§ What the exercise asks:
Retype all of the entries word for word.

Figure collection entries
'''

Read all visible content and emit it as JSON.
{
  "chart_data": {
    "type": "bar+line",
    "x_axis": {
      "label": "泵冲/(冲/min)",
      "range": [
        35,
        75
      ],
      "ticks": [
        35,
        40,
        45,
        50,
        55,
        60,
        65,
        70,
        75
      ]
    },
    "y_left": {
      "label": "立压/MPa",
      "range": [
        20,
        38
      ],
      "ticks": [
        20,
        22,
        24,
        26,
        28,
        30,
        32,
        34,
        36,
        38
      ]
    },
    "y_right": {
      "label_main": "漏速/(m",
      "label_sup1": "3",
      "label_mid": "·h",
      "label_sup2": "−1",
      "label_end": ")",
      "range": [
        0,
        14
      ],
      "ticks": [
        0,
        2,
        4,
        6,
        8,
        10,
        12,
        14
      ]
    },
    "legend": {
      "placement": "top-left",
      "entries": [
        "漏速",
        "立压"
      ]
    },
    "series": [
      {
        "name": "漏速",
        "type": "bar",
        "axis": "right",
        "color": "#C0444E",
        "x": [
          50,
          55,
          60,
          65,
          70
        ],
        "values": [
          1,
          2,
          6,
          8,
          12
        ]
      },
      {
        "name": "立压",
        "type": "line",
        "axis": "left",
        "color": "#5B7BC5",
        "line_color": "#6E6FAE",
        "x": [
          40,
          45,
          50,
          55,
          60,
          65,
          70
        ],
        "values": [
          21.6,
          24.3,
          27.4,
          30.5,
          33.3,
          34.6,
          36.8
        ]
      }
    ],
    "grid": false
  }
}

'''

§ In response:
Read all visible content and emit it as JSON.
{
  "chart_data": {
    "type": "bar+line",
    "x_axis": {
      "label": "泵冲/(冲/min)",
      "range": [
        35,
        75
      ],
      "ticks": [
        35,
        40,
        45,
        50,
        55,
        60,
        65,
        70,
        75
      ]
    },
    "y_left": {
      "label": "立压/MPa",
      "range": [
        20,
        38
      ],
      "ticks": [
        20,
        22,
        24,
        26,
        28,
        30,
        32,
        34,
        36,
        38
      ]
    },
    "y_right": {
      "label_main": "漏速/(m",
      "label_sup1": "3",
      "label_mid": "·h",
      "label_sup2": "−1",
      "label_end": ")",
      "range": [
        0,
        14
      ],
      "ticks": [
        0,
        2,
        4,
        6,
        8,
        10,
        12,
        14
      ]
    },
    "legend": {
      "placement": "top-left",
      "entries": [
        "漏速",
        "立压"
      ]
    },
    "series": [
      {
        "name": "漏速",
        "type": "bar",
        "axis": "right",
        "color": "#C0444E",
        "x": [
          50,
          55,
          60,
          65,
          70
        ],
        "values": [
          1,
          2,
          6,
          8,
          12
        ]
      },
      {
        "name": "立压",
        "type": "line",
        "axis": "left",
        "color": "#5B7BC5",
        "line_color": "#6E6FAE",
        "x": [
          40,
          45,
          50,
          55,
          60,
          65,
          70
        ],
        "values": [
          21.6,
          24.3,
          27.4,
          30.5,
          33.3,
          34.6,
          36.8
        ]
      }
    ],
    "grid": false
  }
}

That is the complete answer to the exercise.